EXERCISE INSTRUCTIONS => Pick every line from the data that holds the word "this".

====== DATA PROVIDED ======

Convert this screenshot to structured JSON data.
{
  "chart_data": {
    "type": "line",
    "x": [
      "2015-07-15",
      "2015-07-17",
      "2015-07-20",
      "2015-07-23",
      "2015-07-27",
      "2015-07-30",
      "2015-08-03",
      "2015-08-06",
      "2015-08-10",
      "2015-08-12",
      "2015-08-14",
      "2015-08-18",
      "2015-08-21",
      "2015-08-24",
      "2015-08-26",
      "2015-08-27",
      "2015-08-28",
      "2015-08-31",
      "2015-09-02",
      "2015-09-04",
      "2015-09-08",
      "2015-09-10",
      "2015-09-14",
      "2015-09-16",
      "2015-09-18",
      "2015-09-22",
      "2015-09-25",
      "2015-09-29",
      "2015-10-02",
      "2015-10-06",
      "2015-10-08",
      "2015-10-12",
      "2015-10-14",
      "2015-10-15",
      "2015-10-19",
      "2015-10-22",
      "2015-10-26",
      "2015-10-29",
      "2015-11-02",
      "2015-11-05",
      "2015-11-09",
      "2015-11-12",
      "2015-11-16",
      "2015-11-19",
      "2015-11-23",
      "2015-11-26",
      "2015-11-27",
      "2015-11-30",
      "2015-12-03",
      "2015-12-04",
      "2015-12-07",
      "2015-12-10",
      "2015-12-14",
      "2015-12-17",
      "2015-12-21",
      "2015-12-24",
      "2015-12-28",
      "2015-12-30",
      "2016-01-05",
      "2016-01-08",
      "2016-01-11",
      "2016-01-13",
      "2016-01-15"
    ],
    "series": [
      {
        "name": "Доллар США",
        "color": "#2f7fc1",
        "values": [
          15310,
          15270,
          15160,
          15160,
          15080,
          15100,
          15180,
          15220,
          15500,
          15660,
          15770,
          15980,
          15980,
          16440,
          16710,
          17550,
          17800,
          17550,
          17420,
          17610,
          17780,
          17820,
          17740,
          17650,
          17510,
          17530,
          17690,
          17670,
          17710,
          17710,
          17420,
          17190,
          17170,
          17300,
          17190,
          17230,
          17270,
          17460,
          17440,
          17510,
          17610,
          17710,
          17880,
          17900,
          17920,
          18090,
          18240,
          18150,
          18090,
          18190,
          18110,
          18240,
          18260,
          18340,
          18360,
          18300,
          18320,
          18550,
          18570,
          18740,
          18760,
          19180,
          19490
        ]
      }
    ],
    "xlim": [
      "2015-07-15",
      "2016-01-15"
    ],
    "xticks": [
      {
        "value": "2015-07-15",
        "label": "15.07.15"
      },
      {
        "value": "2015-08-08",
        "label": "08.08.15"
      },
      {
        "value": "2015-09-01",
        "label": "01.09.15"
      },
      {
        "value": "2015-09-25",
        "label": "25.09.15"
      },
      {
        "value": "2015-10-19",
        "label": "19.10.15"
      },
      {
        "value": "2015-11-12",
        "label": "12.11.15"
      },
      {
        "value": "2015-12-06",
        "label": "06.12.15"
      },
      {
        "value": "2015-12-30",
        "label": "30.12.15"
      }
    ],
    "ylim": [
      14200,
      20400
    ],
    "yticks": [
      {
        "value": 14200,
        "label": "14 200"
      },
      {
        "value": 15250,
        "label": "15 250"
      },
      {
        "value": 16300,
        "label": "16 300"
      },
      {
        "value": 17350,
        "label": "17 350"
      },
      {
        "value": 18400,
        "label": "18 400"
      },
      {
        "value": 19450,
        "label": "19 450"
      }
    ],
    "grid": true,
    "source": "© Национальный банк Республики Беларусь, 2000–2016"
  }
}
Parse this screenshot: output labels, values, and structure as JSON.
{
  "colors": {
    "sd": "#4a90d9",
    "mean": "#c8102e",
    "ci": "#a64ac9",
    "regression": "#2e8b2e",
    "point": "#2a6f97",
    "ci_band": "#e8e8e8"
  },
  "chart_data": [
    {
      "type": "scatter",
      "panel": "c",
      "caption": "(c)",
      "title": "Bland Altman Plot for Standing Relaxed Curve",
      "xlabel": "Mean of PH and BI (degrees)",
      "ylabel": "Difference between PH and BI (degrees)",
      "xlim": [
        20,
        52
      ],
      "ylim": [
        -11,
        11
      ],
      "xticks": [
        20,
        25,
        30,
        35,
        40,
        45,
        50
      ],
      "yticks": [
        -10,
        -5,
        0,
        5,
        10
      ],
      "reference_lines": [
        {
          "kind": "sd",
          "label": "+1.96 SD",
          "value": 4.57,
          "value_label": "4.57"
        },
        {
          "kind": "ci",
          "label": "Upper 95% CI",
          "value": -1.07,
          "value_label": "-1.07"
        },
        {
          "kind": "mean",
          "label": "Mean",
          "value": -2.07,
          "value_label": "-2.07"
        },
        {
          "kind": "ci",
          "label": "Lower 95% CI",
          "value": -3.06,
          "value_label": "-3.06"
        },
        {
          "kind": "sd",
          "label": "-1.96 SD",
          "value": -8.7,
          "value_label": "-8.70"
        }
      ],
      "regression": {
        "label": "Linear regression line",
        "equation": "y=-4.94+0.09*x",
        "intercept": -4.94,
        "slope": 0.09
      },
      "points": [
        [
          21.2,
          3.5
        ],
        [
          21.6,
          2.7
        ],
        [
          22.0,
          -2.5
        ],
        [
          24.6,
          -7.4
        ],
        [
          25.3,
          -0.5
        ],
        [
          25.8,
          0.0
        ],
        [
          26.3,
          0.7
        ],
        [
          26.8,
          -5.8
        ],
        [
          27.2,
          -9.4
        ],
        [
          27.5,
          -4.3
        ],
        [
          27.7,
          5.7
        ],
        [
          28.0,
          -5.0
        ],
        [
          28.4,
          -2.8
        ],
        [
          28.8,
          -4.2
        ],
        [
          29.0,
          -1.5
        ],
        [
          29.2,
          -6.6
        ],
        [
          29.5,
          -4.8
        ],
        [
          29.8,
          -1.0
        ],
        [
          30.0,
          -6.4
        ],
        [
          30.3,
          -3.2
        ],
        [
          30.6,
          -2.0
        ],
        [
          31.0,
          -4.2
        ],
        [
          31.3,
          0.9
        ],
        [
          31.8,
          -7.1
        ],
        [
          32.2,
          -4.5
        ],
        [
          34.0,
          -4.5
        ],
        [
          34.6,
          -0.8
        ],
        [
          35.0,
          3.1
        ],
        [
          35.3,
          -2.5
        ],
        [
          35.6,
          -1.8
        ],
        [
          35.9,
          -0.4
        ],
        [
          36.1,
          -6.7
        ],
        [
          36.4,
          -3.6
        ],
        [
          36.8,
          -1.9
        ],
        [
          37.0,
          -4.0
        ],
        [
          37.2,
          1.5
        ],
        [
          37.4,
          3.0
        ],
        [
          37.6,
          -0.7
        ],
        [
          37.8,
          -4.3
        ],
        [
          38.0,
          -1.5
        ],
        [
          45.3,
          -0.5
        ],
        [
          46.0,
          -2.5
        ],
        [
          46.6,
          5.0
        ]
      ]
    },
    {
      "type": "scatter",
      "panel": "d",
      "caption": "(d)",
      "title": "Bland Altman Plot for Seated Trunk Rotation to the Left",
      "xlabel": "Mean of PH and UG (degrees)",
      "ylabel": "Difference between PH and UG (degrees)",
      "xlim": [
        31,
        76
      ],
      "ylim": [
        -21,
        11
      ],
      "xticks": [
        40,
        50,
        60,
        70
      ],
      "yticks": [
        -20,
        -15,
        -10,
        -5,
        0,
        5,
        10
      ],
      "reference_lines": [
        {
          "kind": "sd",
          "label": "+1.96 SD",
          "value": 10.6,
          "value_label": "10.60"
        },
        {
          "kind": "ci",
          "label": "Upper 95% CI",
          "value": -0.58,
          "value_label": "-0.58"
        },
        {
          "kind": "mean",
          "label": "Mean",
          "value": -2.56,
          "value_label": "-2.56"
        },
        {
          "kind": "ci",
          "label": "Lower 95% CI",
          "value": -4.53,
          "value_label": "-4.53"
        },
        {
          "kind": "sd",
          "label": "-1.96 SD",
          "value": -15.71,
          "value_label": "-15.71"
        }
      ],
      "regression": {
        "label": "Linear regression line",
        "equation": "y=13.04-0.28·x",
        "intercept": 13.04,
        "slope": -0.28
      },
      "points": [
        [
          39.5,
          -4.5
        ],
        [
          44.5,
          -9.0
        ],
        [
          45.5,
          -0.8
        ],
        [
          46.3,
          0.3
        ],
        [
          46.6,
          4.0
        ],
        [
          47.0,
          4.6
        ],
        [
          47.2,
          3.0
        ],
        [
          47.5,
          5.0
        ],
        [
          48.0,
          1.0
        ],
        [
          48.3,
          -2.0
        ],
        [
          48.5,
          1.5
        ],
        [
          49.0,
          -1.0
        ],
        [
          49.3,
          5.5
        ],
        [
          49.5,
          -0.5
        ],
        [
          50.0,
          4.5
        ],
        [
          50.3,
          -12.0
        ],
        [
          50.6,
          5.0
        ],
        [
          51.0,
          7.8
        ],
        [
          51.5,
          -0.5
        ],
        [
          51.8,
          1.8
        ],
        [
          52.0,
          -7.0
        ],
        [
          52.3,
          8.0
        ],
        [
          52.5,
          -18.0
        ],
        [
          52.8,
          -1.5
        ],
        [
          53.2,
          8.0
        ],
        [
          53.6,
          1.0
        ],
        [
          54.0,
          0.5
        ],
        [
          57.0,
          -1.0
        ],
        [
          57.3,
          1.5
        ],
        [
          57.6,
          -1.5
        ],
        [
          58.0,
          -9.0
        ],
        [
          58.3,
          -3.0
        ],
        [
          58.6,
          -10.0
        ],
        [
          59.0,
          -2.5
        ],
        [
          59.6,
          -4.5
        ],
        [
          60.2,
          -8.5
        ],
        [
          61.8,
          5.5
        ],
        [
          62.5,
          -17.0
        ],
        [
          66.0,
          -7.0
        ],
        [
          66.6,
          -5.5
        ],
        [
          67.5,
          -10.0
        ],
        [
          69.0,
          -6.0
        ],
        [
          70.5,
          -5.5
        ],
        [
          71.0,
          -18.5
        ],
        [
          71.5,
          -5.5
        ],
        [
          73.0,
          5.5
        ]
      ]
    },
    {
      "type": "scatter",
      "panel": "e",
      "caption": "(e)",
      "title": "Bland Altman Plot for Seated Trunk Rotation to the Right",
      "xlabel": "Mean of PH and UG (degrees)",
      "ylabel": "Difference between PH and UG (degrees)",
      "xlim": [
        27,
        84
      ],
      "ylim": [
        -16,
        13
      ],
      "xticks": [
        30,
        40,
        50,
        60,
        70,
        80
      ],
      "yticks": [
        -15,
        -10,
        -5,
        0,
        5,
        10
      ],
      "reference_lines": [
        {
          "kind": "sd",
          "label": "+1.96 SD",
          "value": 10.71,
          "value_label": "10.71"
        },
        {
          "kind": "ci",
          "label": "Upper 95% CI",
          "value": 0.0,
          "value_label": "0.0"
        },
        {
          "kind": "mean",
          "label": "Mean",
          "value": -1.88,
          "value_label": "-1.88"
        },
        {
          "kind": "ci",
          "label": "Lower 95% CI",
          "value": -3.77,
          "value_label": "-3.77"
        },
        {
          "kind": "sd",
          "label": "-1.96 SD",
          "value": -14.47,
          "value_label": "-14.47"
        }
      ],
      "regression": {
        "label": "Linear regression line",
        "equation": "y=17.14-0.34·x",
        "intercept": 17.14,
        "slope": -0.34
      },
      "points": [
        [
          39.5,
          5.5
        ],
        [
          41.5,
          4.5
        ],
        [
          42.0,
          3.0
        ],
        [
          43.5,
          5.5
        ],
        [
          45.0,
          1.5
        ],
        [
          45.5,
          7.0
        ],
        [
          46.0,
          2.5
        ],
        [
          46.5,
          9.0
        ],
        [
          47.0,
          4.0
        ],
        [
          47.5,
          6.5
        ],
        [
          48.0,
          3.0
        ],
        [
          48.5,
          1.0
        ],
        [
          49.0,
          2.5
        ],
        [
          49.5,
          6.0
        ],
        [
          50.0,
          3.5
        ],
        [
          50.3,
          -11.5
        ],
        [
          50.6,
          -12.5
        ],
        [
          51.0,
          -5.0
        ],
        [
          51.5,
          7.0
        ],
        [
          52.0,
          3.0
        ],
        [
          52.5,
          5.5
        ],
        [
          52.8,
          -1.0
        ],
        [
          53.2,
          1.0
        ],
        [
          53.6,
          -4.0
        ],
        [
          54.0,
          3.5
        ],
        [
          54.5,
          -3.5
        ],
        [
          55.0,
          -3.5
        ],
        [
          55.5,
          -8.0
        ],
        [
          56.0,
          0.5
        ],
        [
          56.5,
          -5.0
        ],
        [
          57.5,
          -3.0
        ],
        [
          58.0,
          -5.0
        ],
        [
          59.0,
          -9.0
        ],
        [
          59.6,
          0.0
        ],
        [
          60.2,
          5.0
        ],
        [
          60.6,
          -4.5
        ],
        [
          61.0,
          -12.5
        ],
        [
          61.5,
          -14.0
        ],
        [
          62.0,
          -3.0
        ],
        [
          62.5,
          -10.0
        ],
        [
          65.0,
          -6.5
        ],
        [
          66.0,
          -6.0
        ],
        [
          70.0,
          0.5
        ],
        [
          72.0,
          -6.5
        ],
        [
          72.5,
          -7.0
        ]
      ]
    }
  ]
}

======

SOLVED PROBLEM =>
Convert this screenshot to structured JSON data.
Parse this screenshot: output labels, values, and structure as JSON.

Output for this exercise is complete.